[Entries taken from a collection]
● ● ●
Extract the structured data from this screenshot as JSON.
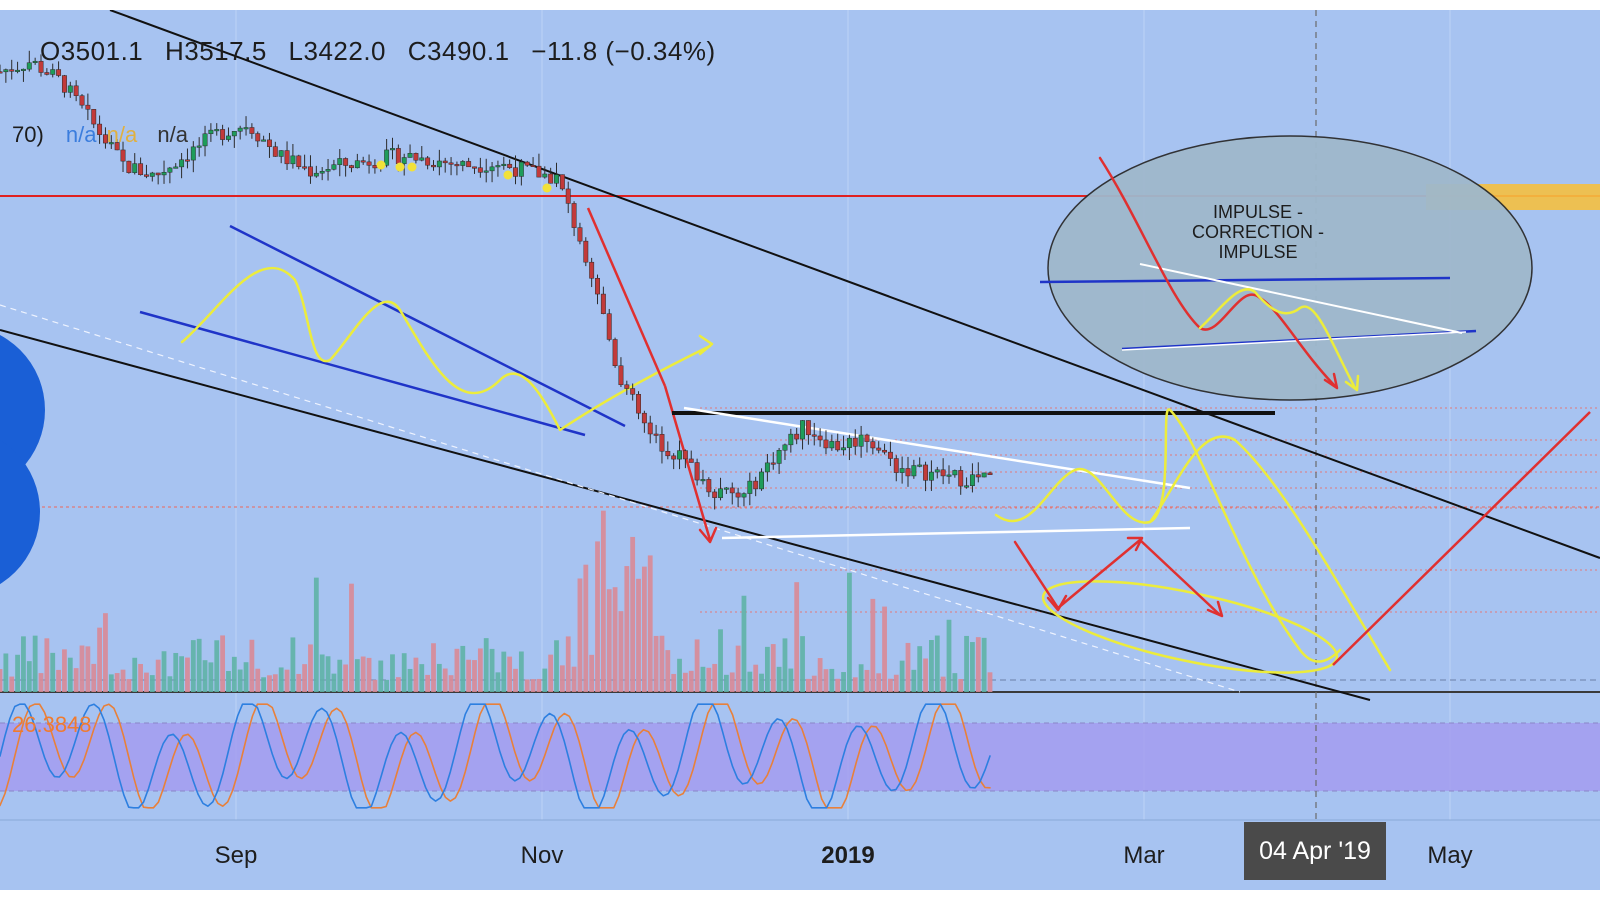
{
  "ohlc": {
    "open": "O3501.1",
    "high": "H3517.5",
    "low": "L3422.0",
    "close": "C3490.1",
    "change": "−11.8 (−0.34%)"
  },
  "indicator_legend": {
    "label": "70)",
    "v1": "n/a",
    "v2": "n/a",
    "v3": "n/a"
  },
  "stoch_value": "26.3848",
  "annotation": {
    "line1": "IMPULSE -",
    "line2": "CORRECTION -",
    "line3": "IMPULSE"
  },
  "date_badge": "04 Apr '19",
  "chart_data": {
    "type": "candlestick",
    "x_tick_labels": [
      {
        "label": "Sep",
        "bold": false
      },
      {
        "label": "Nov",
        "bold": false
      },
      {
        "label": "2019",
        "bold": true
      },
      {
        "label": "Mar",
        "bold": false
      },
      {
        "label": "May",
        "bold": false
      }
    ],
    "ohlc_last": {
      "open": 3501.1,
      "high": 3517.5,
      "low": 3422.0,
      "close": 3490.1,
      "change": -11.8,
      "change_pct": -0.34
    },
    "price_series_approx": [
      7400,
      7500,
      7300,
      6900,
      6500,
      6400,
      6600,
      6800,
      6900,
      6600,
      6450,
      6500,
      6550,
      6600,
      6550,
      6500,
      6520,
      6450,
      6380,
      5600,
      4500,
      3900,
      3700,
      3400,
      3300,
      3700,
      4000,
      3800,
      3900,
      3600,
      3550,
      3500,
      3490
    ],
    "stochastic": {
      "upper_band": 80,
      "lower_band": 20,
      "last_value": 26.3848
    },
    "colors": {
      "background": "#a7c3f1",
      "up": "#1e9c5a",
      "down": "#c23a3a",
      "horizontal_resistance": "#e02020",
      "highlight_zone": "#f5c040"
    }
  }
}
● ● ●
Task directions
Every record above should be transcribed exactly; the pictures stay out of the copy.

The response
Extract the structured data from this screenshot as JSON.
{
  "ohlc": {
    "open": "O3501.1",
    "high": "H3517.5",
    "low": "L3422.0",
    "close": "C3490.1",
    "change": "−11.8 (−0.34%)"
  },
  "indicator_legend": {
    "label": "70)",
    "v1": "n/a",
    "v2": "n/a",
    "v3": "n/a"
  },
  "stoch_value": "26.3848",
  "annotation": {
    "line1": "IMPULSE -",
    "line2": "CORRECTION -",
    "line3": "IMPULSE"
  },
  "date_badge": "04 Apr '19",
  "chart_data": {
    "type": "candlestick",
    "x_tick_labels": [
      {
        "label": "Sep",
        "bold": false
      },
      {
        "label": "Nov",
        "bold": false
      },
      {
        "label": "2019",
        "bold": true
      },
      {
        "label": "Mar",
        "bold": false
      },
      {
        "label": "May",
        "bold": false
      }
    ],
    "ohlc_last": {
      "open": 3501.1,
      "high": 3517.5,
      "low": 3422.0,
      "close": 3490.1,
      "change": -11.8,
      "change_pct": -0.34
    },
    "price_series_approx": [
      7400,
      7500,
      7300,
      6900,
      6500,
      6400,
      6600,
      6800,
      6900,
      6600,
      6450,
      6500,
      6550,
      6600,
      6550,
      6500,
      6520,
      6450,
      6380,
      5600,
      4500,
      3900,
      3700,
      3400,
      3300,
      3700,
      4000,
      3800,
      3900,
      3600,
      3550,
      3500,
      3490
    ],
    "stochastic": {
      "upper_band": 80,
      "lower_band": 20,
      "last_value": 26.3848
    },
    "colors": {
      "background": "#a7c3f1",
      "up": "#1e9c5a",
      "down": "#c23a3a",
      "horizontal_resistance": "#e02020",
      "highlight_zone": "#f5c040"
    }
  }
}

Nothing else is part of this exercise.